## THE REQUEST
Make an exact copy of all the entries below, with the pictures left out.
═══
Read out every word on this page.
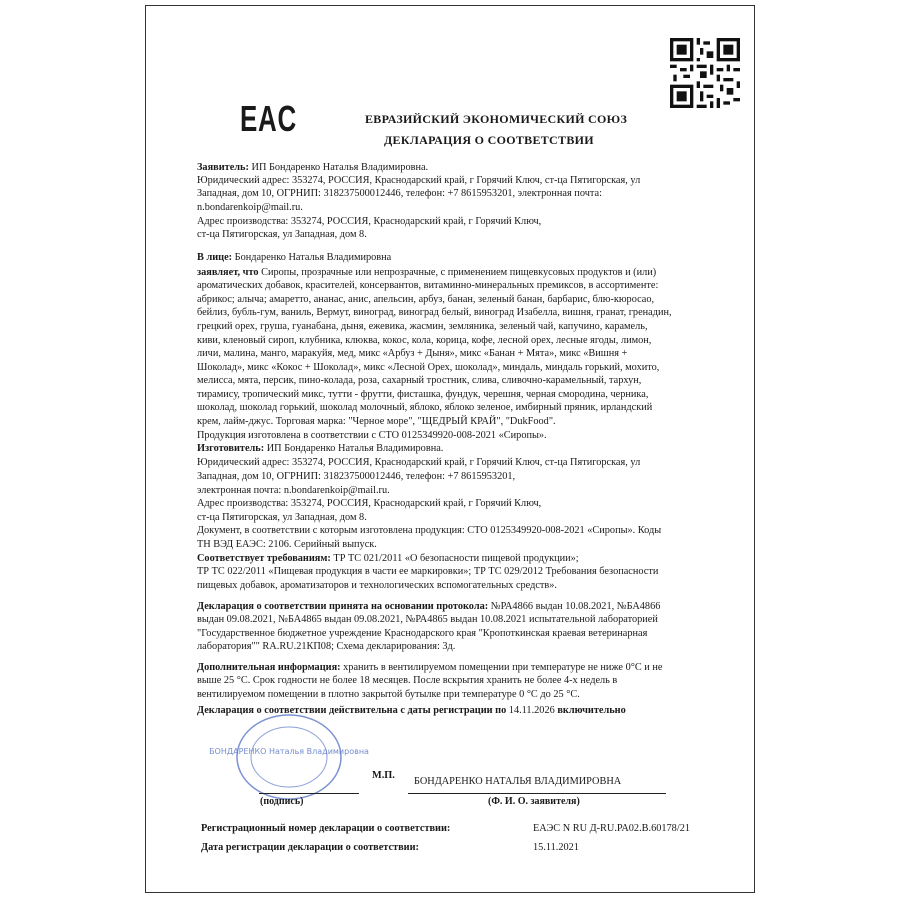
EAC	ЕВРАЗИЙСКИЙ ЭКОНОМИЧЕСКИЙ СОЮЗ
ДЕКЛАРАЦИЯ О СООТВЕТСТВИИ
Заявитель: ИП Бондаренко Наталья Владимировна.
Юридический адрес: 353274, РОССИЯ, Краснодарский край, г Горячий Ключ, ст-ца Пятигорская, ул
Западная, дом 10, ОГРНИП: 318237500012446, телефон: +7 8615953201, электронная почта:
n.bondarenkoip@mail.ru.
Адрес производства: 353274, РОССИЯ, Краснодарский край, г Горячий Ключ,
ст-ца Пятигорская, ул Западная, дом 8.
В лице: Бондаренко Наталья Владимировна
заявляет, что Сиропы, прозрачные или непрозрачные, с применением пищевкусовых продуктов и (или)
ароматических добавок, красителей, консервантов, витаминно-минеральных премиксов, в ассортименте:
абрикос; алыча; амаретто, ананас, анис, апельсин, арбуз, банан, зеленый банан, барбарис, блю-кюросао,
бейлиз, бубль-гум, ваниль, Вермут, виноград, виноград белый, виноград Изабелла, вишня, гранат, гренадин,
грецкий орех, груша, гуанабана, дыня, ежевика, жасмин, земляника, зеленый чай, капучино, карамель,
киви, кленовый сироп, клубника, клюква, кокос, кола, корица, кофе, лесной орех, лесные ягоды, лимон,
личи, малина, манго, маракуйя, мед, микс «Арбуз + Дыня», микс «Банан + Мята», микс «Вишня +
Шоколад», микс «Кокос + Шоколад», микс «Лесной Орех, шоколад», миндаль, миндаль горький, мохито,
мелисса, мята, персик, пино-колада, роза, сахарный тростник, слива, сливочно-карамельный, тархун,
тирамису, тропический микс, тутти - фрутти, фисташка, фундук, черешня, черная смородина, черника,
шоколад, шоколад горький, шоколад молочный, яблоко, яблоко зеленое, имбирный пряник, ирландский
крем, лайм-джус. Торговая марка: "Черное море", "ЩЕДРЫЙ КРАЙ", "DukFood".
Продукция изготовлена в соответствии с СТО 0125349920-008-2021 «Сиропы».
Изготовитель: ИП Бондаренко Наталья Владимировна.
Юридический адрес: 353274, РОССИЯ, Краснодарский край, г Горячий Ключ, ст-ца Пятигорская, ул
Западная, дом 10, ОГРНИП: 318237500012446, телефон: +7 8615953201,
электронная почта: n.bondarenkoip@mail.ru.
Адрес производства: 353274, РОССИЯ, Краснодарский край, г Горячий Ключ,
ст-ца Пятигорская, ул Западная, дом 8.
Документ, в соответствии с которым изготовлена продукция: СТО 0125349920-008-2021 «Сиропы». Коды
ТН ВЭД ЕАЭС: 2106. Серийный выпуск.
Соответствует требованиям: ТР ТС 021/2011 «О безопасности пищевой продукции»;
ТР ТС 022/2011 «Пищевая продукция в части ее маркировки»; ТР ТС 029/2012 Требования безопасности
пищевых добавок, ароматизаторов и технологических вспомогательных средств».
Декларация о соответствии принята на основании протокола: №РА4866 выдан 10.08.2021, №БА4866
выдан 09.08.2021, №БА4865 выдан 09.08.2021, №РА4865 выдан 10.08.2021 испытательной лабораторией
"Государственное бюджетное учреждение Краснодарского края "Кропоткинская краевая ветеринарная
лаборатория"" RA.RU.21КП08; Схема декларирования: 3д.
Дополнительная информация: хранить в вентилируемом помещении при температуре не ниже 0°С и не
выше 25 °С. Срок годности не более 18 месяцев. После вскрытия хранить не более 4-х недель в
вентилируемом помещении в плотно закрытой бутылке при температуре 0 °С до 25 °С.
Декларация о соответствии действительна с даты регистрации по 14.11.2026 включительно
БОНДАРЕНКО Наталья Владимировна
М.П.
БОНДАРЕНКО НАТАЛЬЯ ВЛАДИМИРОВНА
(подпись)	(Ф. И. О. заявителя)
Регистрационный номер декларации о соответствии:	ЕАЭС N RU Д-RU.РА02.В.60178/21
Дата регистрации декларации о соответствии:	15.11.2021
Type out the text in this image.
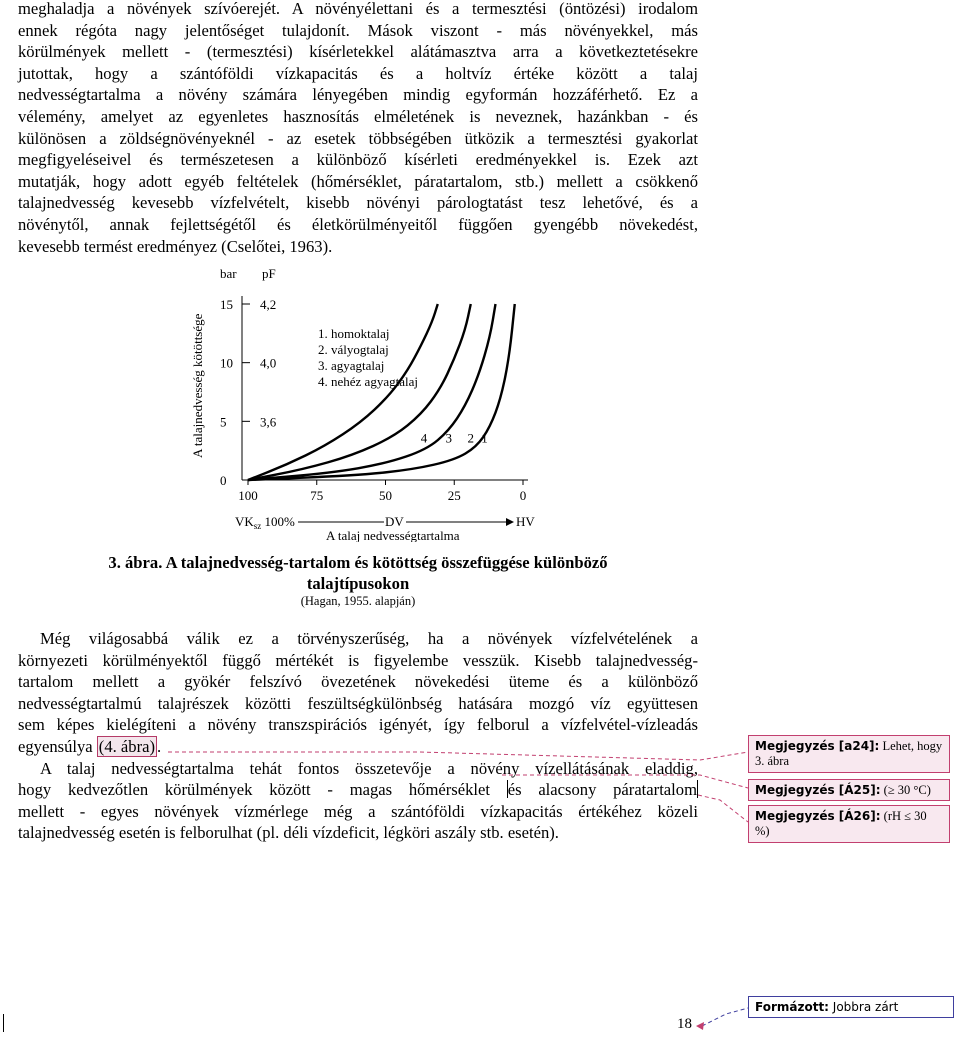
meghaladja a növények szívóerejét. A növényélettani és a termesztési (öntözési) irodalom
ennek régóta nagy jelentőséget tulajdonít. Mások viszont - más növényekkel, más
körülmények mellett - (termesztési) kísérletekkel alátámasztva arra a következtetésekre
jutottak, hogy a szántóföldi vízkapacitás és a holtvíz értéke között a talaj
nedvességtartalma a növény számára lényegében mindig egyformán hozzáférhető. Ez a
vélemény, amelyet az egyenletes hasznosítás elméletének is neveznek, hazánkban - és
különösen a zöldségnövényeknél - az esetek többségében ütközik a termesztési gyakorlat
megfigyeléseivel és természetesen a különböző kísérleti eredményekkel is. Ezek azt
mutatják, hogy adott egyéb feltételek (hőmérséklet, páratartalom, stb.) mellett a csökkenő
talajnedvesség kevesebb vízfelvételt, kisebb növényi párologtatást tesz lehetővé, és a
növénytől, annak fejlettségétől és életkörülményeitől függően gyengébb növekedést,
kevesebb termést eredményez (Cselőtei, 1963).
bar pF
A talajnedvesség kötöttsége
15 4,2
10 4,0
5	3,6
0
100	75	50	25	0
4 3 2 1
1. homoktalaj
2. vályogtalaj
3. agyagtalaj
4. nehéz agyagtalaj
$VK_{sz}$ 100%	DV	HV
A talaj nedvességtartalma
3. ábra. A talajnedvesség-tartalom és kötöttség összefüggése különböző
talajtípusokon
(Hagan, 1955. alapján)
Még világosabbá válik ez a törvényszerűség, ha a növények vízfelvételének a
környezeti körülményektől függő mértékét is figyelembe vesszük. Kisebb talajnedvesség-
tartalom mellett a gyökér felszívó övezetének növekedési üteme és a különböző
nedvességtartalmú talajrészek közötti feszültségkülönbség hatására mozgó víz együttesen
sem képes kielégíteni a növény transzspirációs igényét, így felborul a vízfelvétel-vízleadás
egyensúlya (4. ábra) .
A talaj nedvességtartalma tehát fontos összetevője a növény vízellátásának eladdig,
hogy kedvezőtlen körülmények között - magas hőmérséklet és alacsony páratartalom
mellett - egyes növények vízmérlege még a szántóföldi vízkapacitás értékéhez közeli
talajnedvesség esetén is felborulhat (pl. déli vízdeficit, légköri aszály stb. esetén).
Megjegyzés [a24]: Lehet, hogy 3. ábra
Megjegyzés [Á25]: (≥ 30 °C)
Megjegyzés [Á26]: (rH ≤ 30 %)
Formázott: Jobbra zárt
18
═══
## SOLUTION TO THIS EXERCISE
Read out every word on this page.
EAC	ЕВРАЗИЙСКИЙ ЭКОНОМИЧЕСКИЙ СОЮЗ
ДЕКЛАРАЦИЯ О СООТВЕТСТВИИ
Заявитель: ИП Бондаренко Наталья Владимировна.
Юридический адрес: 353274, РОССИЯ, Краснодарский край, г Горячий Ключ, ст-ца Пятигорская, ул
Западная, дом 10, ОГРНИП: 318237500012446, телефон: +7 8615953201, электронная почта:
n.bondarenkoip@mail.ru.
Адрес производства: 353274, РОССИЯ, Краснодарский край, г Горячий Ключ,
ст-ца Пятигорская, ул Западная, дом 8.
В лице: Бондаренко Наталья Владимировна
заявляет, что Сиропы, прозрачные или непрозрачные, с применением пищевкусовых продуктов и (или)
ароматических добавок, красителей, консервантов, витаминно-минеральных премиксов, в ассортименте:
абрикос; алыча; амаретто, ананас, анис, апельсин, арбуз, банан, зеленый банан, барбарис, блю-кюросао,
бейлиз, бубль-гум, ваниль, Вермут, виноград, виноград белый, виноград Изабелла, вишня, гранат, гренадин,
грецкий орех, груша, гуанабана, дыня, ежевика, жасмин, земляника, зеленый чай, капучино, карамель,
киви, кленовый сироп, клубника, клюква, кокос, кола, корица, кофе, лесной орех, лесные ягоды, лимон,
личи, малина, манго, маракуйя, мед, микс «Арбуз + Дыня», микс «Банан + Мята», микс «Вишня +
Шоколад», микс «Кокос + Шоколад», микс «Лесной Орех, шоколад», миндаль, миндаль горький, мохито,
мелисса, мята, персик, пино-колада, роза, сахарный тростник, слива, сливочно-карамельный, тархун,
тирамису, тропический микс, тутти - фрутти, фисташка, фундук, черешня, черная смородина, черника,
шоколад, шоколад горький, шоколад молочный, яблоко, яблоко зеленое, имбирный пряник, ирландский
крем, лайм-джус. Торговая марка: "Черное море", "ЩЕДРЫЙ КРАЙ", "DukFood".
Продукция изготовлена в соответствии с СТО 0125349920-008-2021 «Сиропы».
Изготовитель: ИП Бондаренко Наталья Владимировна.
Юридический адрес: 353274, РОССИЯ, Краснодарский край, г Горячий Ключ, ст-ца Пятигорская, ул
Западная, дом 10, ОГРНИП: 318237500012446, телефон: +7 8615953201,
электронная почта: n.bondarenkoip@mail.ru.
Адрес производства: 353274, РОССИЯ, Краснодарский край, г Горячий Ключ,
ст-ца Пятигорская, ул Западная, дом 8.
Документ, в соответствии с которым изготовлена продукция: СТО 0125349920-008-2021 «Сиропы». Коды
ТН ВЭД ЕАЭС: 2106. Серийный выпуск.
Соответствует требованиям: ТР ТС 021/2011 «О безопасности пищевой продукции»;
ТР ТС 022/2011 «Пищевая продукция в части ее маркировки»; ТР ТС 029/2012 Требования безопасности
пищевых добавок, ароматизаторов и технологических вспомогательных средств».
Декларация о соответствии принята на основании протокола: №РА4866 выдан 10.08.2021, №БА4866
выдан 09.08.2021, №БА4865 выдан 09.08.2021, №РА4865 выдан 10.08.2021 испытательной лабораторией
"Государственное бюджетное учреждение Краснодарского края "Кропоткинская краевая ветеринарная
лаборатория"" RA.RU.21КП08; Схема декларирования: 3д.
Дополнительная информация: хранить в вентилируемом помещении при температуре не ниже 0°С и не
выше 25 °С. Срок годности не более 18 месяцев. После вскрытия хранить не более 4-х недель в
вентилируемом помещении в плотно закрытой бутылке при температуре 0 °С до 25 °С.
Декларация о соответствии действительна с даты регистрации по 14.11.2026 включительно
БОНДАРЕНКО Наталья Владимировна
М.П.
БОНДАРЕНКО НАТАЛЬЯ ВЛАДИМИРОВНА
(подпись)	(Ф. И. О. заявителя)
Регистрационный номер декларации о соответствии:	ЕАЭС N RU Д-RU.РА02.В.60178/21
Дата регистрации декларации о соответствии:	15.11.2021
Type out the text in this image.
meghaladja a növények szívóerejét. A növényélettani és a termesztési (öntözési) irodalom
ennek régóta nagy jelentőséget tulajdonít. Mások viszont - más növényekkel, más
körülmények mellett - (termesztési) kísérletekkel alátámasztva arra a következtetésekre
jutottak, hogy a szántóföldi vízkapacitás és a holtvíz értéke között a talaj
nedvességtartalma a növény számára lényegében mindig egyformán hozzáférhető. Ez a
vélemény, amelyet az egyenletes hasznosítás elméletének is neveznek, hazánkban - és
különösen a zöldségnövényeknél - az esetek többségében ütközik a termesztési gyakorlat
megfigyeléseivel és természetesen a különböző kísérleti eredményekkel is. Ezek azt
mutatják, hogy adott egyéb feltételek (hőmérséklet, páratartalom, stb.) mellett a csökkenő
talajnedvesség kevesebb vízfelvételt, kisebb növényi párologtatást tesz lehetővé, és a
növénytől, annak fejlettségétől és életkörülményeitől függően gyengébb növekedést,
kevesebb termést eredményez (Cselőtei, 1963).
bar pF
A talajnedvesség kötöttsége
15 4,2
10 4,0
5	3,6
0
100	75	50	25	0
4 3 2 1
1. homoktalaj
2. vályogtalaj
3. agyagtalaj
4. nehéz agyagtalaj
$VK_{sz}$ 100%	DV	HV
A talaj nedvességtartalma
3. ábra. A talajnedvesség-tartalom és kötöttség összefüggése különböző
talajtípusokon
(Hagan, 1955. alapján)
Még világosabbá válik ez a törvényszerűség, ha a növények vízfelvételének a
környezeti körülményektől függő mértékét is figyelembe vesszük. Kisebb talajnedvesség-
tartalom mellett a gyökér felszívó övezetének növekedési üteme és a különböző
nedvességtartalmú talajrészek közötti feszültségkülönbség hatására mozgó víz együttesen
sem képes kielégíteni a növény transzspirációs igényét, így felborul a vízfelvétel-vízleadás
egyensúlya (4. ábra) .
A talaj nedvességtartalma tehát fontos összetevője a növény vízellátásának eladdig,
hogy kedvezőtlen körülmények között - magas hőmérséklet és alacsony páratartalom
mellett - egyes növények vízmérlege még a szántóföldi vízkapacitás értékéhez közeli
talajnedvesség esetén is felborulhat (pl. déli vízdeficit, légköri aszály stb. esetén).
Megjegyzés [a24]: Lehet, hogy 3. ábra
Megjegyzés [Á25]: (≥ 30 °C)
Megjegyzés [Á26]: (rH ≤ 30 %)
Formázott: Jobbra zárt
18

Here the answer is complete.